**Task statement**
Could you copy the entries below word for word, starting with the line that contains "Localize all elements." and going on through the line that contains "axes: [144, 106, 1224, 723]", with both of those lines included? Leave the picture out of your answer.
--- START OF Input ---
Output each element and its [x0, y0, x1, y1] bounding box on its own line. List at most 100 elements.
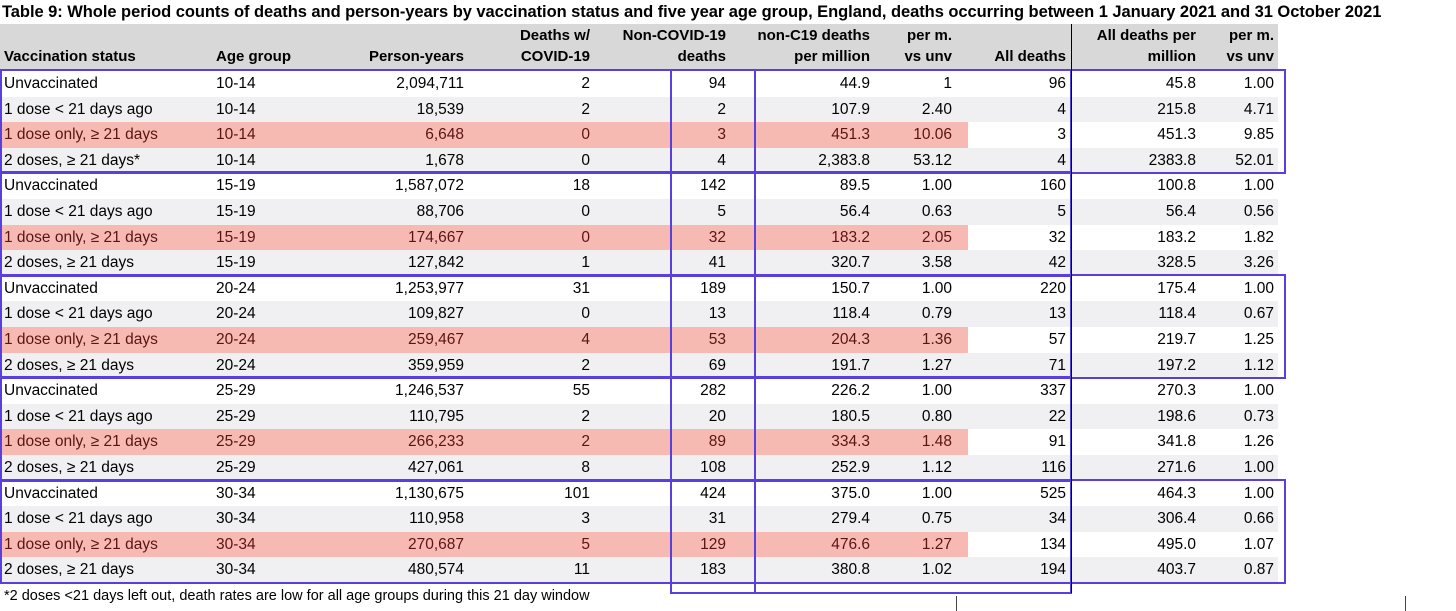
--- END OF Input ---
--- START OF Input ---
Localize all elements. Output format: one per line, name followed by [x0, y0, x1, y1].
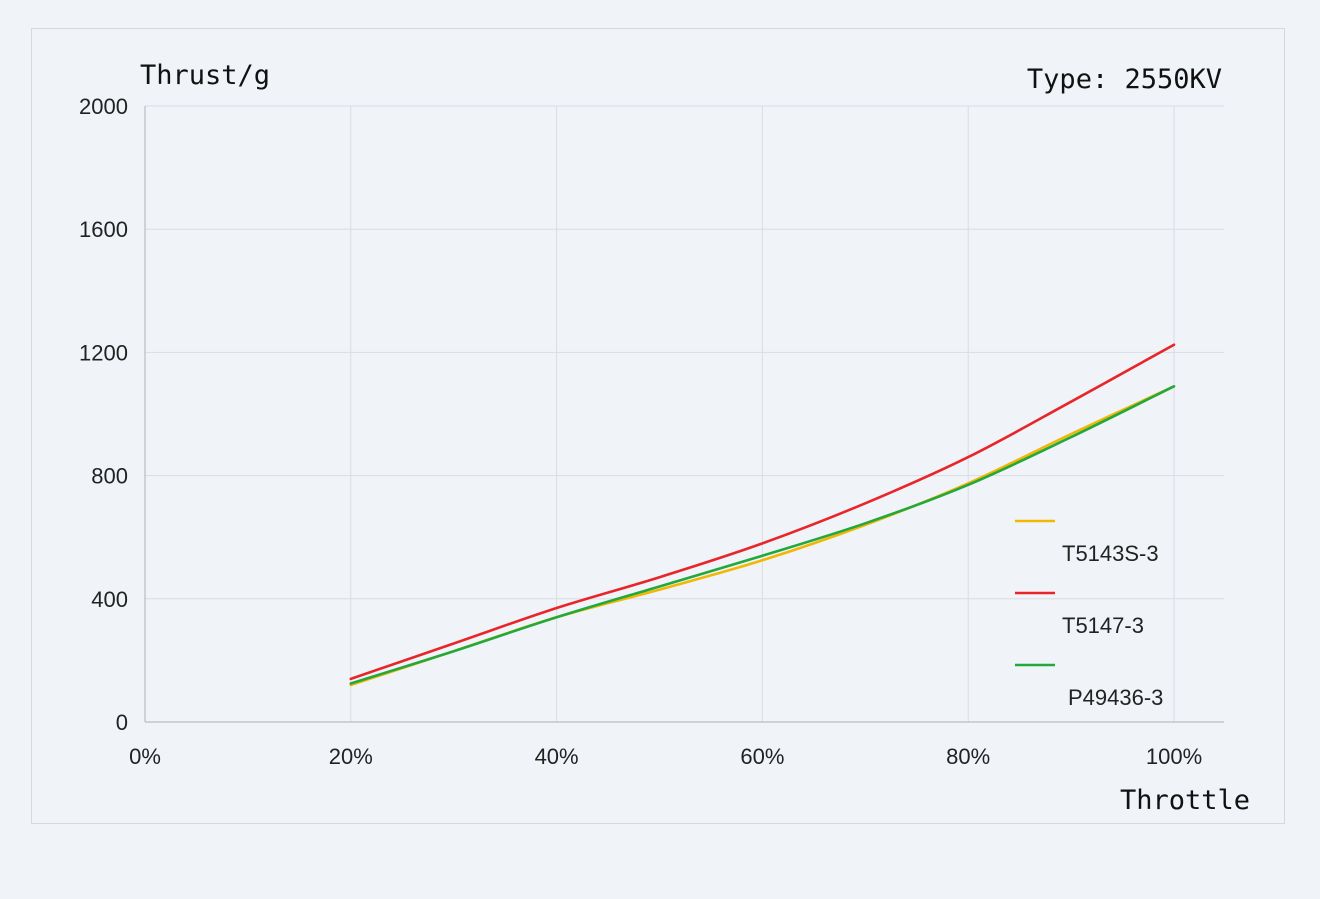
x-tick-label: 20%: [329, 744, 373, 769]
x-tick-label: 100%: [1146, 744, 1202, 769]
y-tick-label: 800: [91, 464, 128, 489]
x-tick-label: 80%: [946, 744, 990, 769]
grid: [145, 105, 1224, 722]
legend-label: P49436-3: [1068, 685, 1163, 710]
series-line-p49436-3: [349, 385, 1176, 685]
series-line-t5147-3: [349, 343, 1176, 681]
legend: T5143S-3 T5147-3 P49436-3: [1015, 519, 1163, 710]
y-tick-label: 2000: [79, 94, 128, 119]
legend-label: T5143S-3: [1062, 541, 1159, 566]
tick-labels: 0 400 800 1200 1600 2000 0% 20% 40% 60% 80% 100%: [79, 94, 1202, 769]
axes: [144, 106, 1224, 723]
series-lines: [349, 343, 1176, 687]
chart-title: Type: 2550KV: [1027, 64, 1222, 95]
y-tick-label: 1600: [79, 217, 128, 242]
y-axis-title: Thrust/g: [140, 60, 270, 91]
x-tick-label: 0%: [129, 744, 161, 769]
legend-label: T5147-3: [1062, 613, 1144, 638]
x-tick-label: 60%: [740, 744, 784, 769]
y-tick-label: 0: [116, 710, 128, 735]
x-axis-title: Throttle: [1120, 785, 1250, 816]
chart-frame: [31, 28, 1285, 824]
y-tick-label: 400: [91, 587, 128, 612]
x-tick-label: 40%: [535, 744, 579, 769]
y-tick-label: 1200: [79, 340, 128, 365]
--- END OF Input ---
--- START OF Input ---
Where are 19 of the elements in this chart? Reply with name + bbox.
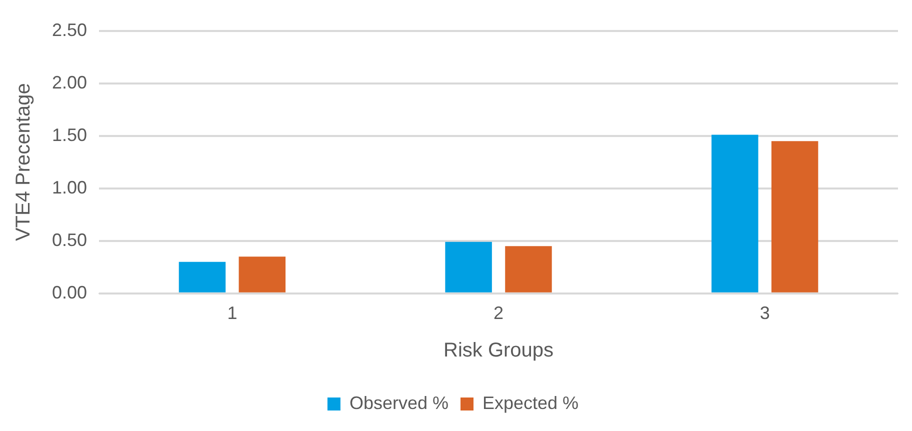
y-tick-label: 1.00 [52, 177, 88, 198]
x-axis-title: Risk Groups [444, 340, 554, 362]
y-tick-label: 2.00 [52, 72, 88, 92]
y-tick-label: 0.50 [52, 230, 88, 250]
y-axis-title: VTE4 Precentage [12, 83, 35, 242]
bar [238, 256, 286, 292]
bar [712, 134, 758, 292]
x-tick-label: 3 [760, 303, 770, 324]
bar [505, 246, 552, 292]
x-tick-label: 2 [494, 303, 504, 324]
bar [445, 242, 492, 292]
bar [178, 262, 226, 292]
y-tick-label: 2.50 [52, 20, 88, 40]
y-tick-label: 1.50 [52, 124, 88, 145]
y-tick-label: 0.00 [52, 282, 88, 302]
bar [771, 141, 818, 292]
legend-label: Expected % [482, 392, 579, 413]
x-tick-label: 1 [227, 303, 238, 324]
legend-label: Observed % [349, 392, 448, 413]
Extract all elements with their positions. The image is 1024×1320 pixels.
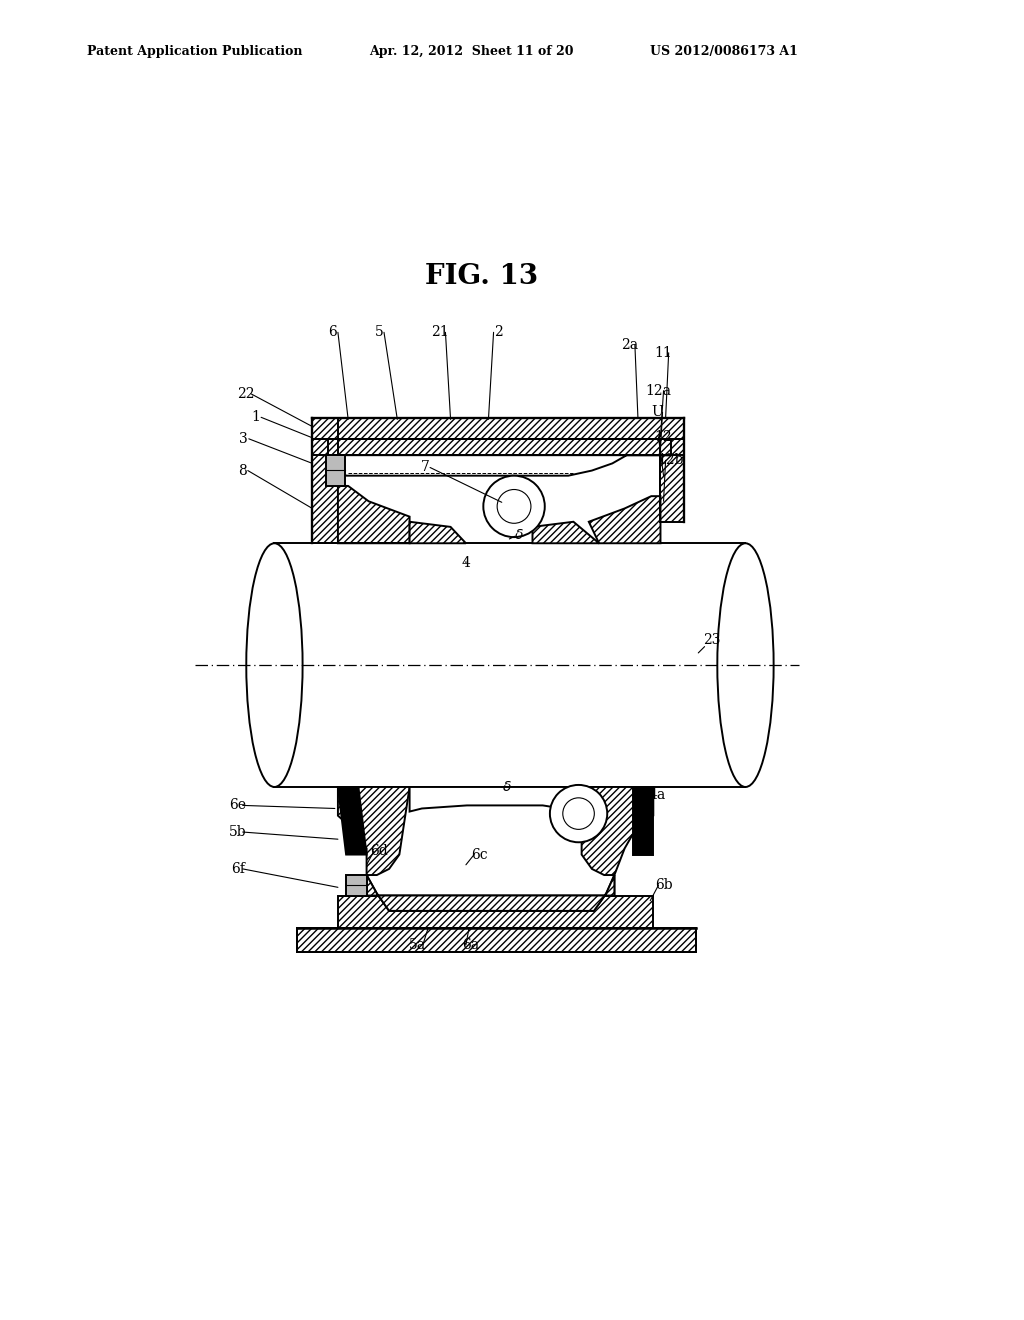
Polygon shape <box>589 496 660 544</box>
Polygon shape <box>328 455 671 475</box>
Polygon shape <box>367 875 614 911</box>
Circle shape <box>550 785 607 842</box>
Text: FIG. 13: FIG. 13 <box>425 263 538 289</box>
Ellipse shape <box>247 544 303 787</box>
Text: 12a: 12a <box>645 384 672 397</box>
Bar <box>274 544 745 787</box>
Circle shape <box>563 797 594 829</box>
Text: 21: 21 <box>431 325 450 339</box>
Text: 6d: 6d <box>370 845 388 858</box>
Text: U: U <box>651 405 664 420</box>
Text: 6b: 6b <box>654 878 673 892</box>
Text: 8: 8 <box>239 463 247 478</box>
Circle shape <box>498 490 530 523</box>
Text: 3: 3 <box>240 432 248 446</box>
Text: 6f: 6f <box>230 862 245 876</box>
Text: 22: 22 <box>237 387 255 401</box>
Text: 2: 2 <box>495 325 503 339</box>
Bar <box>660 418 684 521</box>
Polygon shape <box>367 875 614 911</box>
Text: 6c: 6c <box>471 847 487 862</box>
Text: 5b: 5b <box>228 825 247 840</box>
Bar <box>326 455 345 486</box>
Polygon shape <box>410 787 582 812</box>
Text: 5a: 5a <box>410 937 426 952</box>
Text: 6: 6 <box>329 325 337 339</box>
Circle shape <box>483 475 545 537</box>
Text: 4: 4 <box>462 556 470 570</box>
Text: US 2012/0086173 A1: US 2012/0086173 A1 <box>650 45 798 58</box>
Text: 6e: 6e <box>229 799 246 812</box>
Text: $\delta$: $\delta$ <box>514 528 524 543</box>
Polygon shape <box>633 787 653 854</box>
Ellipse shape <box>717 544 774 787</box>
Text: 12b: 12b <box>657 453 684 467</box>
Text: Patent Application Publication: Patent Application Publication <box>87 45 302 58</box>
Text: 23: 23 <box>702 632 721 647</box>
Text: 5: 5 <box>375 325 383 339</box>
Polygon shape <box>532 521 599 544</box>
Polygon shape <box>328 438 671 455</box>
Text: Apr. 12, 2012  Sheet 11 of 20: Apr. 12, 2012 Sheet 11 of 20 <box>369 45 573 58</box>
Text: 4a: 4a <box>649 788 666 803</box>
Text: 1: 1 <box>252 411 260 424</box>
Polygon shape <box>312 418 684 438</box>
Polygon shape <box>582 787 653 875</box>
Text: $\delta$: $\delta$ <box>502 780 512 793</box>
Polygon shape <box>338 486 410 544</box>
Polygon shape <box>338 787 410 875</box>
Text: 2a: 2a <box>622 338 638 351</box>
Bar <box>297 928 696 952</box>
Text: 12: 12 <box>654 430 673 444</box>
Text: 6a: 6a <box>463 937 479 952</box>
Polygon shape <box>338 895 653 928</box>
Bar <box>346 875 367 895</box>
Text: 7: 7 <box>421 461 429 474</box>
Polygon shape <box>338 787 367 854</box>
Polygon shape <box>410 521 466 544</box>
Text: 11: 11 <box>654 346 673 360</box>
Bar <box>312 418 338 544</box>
--- END OF Input ---
**Result of this exercise**
Localize all elements. Output format: one per line, name followed by [x0, y0, x1, y1].
x-tick-label: 20%: [329, 744, 373, 769]
x-tick-label: 100%: [1146, 744, 1202, 769]
y-tick-label: 800: [91, 464, 128, 489]
x-tick-label: 80%: [946, 744, 990, 769]
grid: [145, 105, 1224, 722]
legend-label: P49436-3: [1068, 685, 1163, 710]
series-line-p49436-3: [349, 385, 1176, 685]
series-line-t5147-3: [349, 343, 1176, 681]
legend: T5143S-3 T5147-3 P49436-3: [1015, 519, 1163, 710]
y-tick-label: 2000: [79, 94, 128, 119]
legend-label: T5143S-3: [1062, 541, 1159, 566]
tick-labels: 0 400 800 1200 1600 2000 0% 20% 40% 60% 80% 100%: [79, 94, 1202, 769]
axes: [144, 106, 1224, 723]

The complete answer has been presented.